>> begin

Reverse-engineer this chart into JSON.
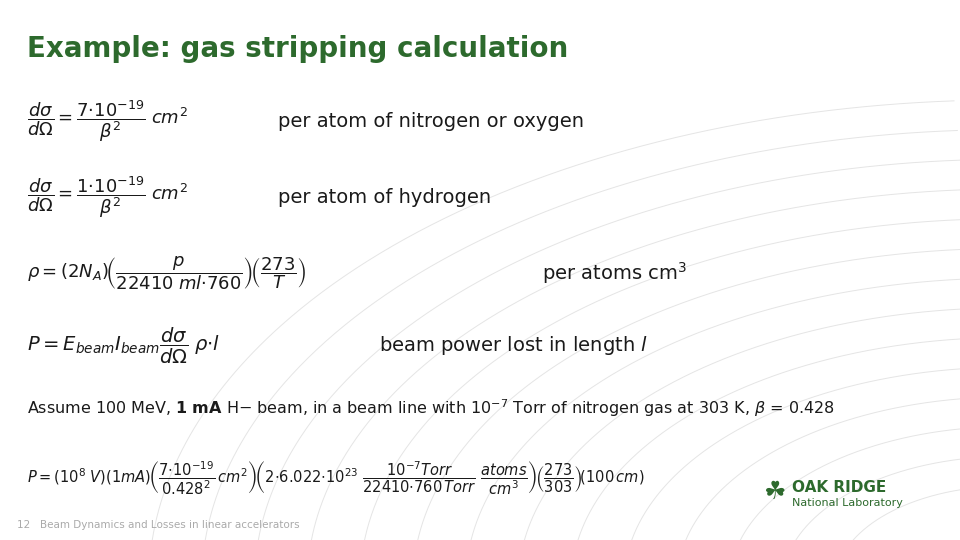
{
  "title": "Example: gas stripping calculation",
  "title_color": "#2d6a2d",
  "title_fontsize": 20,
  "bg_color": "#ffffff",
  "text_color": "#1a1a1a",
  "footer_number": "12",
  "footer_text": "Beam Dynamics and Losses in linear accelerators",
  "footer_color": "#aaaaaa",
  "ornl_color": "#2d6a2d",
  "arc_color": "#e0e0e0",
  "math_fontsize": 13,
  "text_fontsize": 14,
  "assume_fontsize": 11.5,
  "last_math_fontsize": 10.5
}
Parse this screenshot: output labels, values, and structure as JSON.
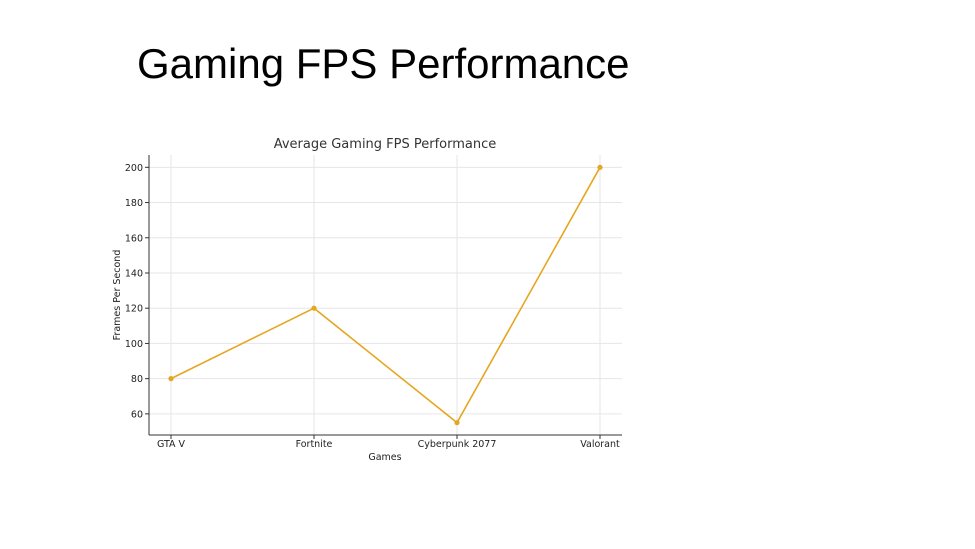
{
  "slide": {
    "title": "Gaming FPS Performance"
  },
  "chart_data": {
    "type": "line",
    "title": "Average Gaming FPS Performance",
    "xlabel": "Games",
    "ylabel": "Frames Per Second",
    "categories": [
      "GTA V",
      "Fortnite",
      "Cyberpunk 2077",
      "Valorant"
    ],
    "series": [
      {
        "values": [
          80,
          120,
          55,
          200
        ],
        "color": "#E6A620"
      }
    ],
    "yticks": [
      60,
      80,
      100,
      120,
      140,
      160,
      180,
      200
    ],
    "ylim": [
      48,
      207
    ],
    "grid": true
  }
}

>> end

Tell how many lines in the records above contain "Performance", giving the number and no other words.

## [Task solution]
2